Begin Records provided

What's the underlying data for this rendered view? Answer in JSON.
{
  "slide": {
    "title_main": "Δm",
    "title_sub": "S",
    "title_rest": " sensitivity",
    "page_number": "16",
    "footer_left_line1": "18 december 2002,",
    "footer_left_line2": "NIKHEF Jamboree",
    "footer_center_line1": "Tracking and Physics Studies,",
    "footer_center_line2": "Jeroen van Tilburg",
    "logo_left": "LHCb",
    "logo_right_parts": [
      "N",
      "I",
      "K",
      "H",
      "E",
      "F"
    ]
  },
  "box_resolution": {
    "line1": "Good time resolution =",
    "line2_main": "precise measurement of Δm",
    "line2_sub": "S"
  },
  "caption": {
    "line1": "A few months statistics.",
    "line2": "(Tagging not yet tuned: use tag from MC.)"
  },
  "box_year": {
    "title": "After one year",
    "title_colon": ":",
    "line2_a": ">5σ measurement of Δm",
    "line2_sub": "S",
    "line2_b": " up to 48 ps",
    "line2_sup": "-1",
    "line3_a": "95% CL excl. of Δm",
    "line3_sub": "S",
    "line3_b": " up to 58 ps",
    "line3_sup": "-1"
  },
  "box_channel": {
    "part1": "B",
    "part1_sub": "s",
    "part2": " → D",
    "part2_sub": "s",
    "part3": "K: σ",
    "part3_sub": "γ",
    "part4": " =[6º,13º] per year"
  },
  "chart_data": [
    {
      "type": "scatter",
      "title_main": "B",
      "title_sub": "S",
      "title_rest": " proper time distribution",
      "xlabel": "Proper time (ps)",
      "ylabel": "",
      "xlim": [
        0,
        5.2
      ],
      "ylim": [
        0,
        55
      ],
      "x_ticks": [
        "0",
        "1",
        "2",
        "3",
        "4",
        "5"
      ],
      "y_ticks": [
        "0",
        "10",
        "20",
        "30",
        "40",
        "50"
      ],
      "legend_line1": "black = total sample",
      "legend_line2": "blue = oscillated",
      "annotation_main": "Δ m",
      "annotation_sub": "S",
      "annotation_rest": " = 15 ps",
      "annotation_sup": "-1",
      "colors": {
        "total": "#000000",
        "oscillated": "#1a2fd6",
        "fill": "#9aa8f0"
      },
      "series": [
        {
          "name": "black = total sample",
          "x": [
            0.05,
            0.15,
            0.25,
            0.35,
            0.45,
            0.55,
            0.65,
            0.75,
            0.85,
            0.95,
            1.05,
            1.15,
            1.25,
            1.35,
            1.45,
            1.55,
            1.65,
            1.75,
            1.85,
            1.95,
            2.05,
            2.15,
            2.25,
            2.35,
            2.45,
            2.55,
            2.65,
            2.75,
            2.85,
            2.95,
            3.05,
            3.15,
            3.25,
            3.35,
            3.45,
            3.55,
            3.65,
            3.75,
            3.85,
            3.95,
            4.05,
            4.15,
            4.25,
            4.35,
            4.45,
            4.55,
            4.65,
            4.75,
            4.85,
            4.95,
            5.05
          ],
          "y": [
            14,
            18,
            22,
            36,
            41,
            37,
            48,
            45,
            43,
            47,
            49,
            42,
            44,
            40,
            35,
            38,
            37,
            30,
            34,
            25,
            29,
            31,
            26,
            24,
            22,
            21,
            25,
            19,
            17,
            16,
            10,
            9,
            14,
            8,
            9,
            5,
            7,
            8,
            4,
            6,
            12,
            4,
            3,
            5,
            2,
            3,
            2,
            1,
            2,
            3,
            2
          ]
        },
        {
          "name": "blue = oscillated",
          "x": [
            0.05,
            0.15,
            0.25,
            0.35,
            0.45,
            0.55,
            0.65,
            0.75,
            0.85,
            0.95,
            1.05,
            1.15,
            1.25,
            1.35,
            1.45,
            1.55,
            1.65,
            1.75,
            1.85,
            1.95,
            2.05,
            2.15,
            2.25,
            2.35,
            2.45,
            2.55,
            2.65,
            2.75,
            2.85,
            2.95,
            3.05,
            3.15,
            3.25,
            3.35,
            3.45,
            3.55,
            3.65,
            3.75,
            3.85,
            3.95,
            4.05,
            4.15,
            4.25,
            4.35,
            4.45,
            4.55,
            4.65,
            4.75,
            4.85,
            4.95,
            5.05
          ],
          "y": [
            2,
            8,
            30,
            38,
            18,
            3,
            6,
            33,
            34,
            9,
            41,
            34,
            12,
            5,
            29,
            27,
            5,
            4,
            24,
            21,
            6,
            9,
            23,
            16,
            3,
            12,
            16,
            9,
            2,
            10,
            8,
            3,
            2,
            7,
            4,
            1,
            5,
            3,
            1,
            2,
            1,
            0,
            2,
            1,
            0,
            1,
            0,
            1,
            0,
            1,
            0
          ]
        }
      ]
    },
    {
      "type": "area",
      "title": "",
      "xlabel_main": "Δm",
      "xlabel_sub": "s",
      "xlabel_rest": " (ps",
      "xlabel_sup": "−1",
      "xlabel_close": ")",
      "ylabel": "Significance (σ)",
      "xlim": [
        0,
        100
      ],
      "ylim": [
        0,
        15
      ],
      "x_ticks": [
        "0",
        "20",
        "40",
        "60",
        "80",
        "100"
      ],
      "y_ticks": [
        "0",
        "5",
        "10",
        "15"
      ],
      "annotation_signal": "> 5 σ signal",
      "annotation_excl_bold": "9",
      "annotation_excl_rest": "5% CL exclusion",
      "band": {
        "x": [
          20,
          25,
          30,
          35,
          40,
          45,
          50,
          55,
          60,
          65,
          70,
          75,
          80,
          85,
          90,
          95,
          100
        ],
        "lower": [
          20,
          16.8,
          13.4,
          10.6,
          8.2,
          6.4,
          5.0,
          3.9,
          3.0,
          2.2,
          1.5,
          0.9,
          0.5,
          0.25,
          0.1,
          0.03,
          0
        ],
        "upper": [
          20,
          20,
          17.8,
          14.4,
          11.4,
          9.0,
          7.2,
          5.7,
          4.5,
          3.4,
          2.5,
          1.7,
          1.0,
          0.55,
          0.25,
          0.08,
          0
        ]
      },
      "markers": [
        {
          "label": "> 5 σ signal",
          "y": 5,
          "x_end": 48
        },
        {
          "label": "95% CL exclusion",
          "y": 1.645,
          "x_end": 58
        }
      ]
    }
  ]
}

End Records provided

Aim — Set down every record above exactly as given.

In response —
What's the underlying data for this rendered view? Answer in JSON.
{
  "slide": {
    "title_main": "Δm",
    "title_sub": "S",
    "title_rest": " sensitivity",
    "page_number": "16",
    "footer_left_line1": "18 december 2002,",
    "footer_left_line2": "NIKHEF Jamboree",
    "footer_center_line1": "Tracking and Physics Studies,",
    "footer_center_line2": "Jeroen van Tilburg",
    "logo_left": "LHCb",
    "logo_right_parts": [
      "N",
      "I",
      "K",
      "H",
      "E",
      "F"
    ]
  },
  "box_resolution": {
    "line1": "Good time resolution =",
    "line2_main": "precise measurement of Δm",
    "line2_sub": "S"
  },
  "caption": {
    "line1": "A few months statistics.",
    "line2": "(Tagging not yet tuned: use tag from MC.)"
  },
  "box_year": {
    "title": "After one year",
    "title_colon": ":",
    "line2_a": ">5σ measurement of Δm",
    "line2_sub": "S",
    "line2_b": " up to 48 ps",
    "line2_sup": "-1",
    "line3_a": "95% CL excl. of Δm",
    "line3_sub": "S",
    "line3_b": " up to 58 ps",
    "line3_sup": "-1"
  },
  "box_channel": {
    "part1": "B",
    "part1_sub": "s",
    "part2": " → D",
    "part2_sub": "s",
    "part3": "K: σ",
    "part3_sub": "γ",
    "part4": " =[6º,13º] per year"
  },
  "chart_data": [
    {
      "type": "scatter",
      "title_main": "B",
      "title_sub": "S",
      "title_rest": " proper time distribution",
      "xlabel": "Proper time (ps)",
      "ylabel": "",
      "xlim": [
        0,
        5.2
      ],
      "ylim": [
        0,
        55
      ],
      "x_ticks": [
        "0",
        "1",
        "2",
        "3",
        "4",
        "5"
      ],
      "y_ticks": [
        "0",
        "10",
        "20",
        "30",
        "40",
        "50"
      ],
      "legend_line1": "black = total sample",
      "legend_line2": "blue = oscillated",
      "annotation_main": "Δ m",
      "annotation_sub": "S",
      "annotation_rest": " = 15 ps",
      "annotation_sup": "-1",
      "colors": {
        "total": "#000000",
        "oscillated": "#1a2fd6",
        "fill": "#9aa8f0"
      },
      "series": [
        {
          "name": "black = total sample",
          "x": [
            0.05,
            0.15,
            0.25,
            0.35,
            0.45,
            0.55,
            0.65,
            0.75,
            0.85,
            0.95,
            1.05,
            1.15,
            1.25,
            1.35,
            1.45,
            1.55,
            1.65,
            1.75,
            1.85,
            1.95,
            2.05,
            2.15,
            2.25,
            2.35,
            2.45,
            2.55,
            2.65,
            2.75,
            2.85,
            2.95,
            3.05,
            3.15,
            3.25,
            3.35,
            3.45,
            3.55,
            3.65,
            3.75,
            3.85,
            3.95,
            4.05,
            4.15,
            4.25,
            4.35,
            4.45,
            4.55,
            4.65,
            4.75,
            4.85,
            4.95,
            5.05
          ],
          "y": [
            14,
            18,
            22,
            36,
            41,
            37,
            48,
            45,
            43,
            47,
            49,
            42,
            44,
            40,
            35,
            38,
            37,
            30,
            34,
            25,
            29,
            31,
            26,
            24,
            22,
            21,
            25,
            19,
            17,
            16,
            10,
            9,
            14,
            8,
            9,
            5,
            7,
            8,
            4,
            6,
            12,
            4,
            3,
            5,
            2,
            3,
            2,
            1,
            2,
            3,
            2
          ]
        },
        {
          "name": "blue = oscillated",
          "x": [
            0.05,
            0.15,
            0.25,
            0.35,
            0.45,
            0.55,
            0.65,
            0.75,
            0.85,
            0.95,
            1.05,
            1.15,
            1.25,
            1.35,
            1.45,
            1.55,
            1.65,
            1.75,
            1.85,
            1.95,
            2.05,
            2.15,
            2.25,
            2.35,
            2.45,
            2.55,
            2.65,
            2.75,
            2.85,
            2.95,
            3.05,
            3.15,
            3.25,
            3.35,
            3.45,
            3.55,
            3.65,
            3.75,
            3.85,
            3.95,
            4.05,
            4.15,
            4.25,
            4.35,
            4.45,
            4.55,
            4.65,
            4.75,
            4.85,
            4.95,
            5.05
          ],
          "y": [
            2,
            8,
            30,
            38,
            18,
            3,
            6,
            33,
            34,
            9,
            41,
            34,
            12,
            5,
            29,
            27,
            5,
            4,
            24,
            21,
            6,
            9,
            23,
            16,
            3,
            12,
            16,
            9,
            2,
            10,
            8,
            3,
            2,
            7,
            4,
            1,
            5,
            3,
            1,
            2,
            1,
            0,
            2,
            1,
            0,
            1,
            0,
            1,
            0,
            1,
            0
          ]
        }
      ]
    },
    {
      "type": "area",
      "title": "",
      "xlabel_main": "Δm",
      "xlabel_sub": "s",
      "xlabel_rest": " (ps",
      "xlabel_sup": "−1",
      "xlabel_close": ")",
      "ylabel": "Significance (σ)",
      "xlim": [
        0,
        100
      ],
      "ylim": [
        0,
        15
      ],
      "x_ticks": [
        "0",
        "20",
        "40",
        "60",
        "80",
        "100"
      ],
      "y_ticks": [
        "0",
        "5",
        "10",
        "15"
      ],
      "annotation_signal": "> 5 σ signal",
      "annotation_excl_bold": "9",
      "annotation_excl_rest": "5% CL exclusion",
      "band": {
        "x": [
          20,
          25,
          30,
          35,
          40,
          45,
          50,
          55,
          60,
          65,
          70,
          75,
          80,
          85,
          90,
          95,
          100
        ],
        "lower": [
          20,
          16.8,
          13.4,
          10.6,
          8.2,
          6.4,
          5.0,
          3.9,
          3.0,
          2.2,
          1.5,
          0.9,
          0.5,
          0.25,
          0.1,
          0.03,
          0
        ],
        "upper": [
          20,
          20,
          17.8,
          14.4,
          11.4,
          9.0,
          7.2,
          5.7,
          4.5,
          3.4,
          2.5,
          1.7,
          1.0,
          0.55,
          0.25,
          0.08,
          0
        ]
      },
      "markers": [
        {
          "label": "> 5 σ signal",
          "y": 5,
          "x_end": 48
        },
        {
          "label": "95% CL exclusion",
          "y": 1.645,
          "x_end": 58
        }
      ]
    }
  ]
}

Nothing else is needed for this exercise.